Scan each line of the records for the word "только" and extract the ones that have it.

* _Entries provided_

START

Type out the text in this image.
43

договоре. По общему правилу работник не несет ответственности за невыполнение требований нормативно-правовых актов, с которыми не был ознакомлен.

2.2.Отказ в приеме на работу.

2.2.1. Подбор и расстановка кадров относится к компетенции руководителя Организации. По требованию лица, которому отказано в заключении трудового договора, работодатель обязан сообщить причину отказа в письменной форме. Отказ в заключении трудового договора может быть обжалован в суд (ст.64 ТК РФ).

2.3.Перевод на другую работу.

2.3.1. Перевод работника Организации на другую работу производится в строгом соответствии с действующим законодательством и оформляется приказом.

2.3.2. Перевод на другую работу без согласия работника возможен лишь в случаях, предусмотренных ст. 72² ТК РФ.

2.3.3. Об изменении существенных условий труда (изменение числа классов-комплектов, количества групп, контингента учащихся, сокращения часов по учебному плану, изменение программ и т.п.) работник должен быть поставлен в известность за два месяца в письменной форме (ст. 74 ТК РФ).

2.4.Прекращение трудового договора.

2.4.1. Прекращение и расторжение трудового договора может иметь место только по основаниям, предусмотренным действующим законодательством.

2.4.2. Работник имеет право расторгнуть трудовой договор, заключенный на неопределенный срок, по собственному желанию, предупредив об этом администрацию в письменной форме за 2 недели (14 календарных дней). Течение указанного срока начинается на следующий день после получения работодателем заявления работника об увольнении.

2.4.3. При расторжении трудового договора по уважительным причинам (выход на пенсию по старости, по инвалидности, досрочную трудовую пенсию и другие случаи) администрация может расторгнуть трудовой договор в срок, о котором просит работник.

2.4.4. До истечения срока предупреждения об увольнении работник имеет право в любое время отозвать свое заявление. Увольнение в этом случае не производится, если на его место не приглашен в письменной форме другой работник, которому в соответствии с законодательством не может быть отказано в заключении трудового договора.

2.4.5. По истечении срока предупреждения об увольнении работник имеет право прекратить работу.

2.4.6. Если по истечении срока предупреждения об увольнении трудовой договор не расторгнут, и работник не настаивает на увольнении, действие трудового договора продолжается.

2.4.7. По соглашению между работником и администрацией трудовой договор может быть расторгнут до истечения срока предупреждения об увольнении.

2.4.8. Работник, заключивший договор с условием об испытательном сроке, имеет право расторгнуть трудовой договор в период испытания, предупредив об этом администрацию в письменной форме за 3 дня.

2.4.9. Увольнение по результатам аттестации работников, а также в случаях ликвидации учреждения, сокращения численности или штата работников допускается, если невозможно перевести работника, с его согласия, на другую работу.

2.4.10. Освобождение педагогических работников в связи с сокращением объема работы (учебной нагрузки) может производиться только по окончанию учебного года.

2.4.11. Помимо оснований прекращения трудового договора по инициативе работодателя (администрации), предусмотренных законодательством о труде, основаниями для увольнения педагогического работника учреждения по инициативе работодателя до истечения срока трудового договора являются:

END

* _Solution to the problem_
2.4.1. Прекращение и расторжение трудового договора может иметь место только по основаниям, предусмотренным действующим законодательством.
2.4.10. Освобождение педагогических работников в связи с сокращением объема работы (учебной нагрузки) может производиться только по окончанию учебного года.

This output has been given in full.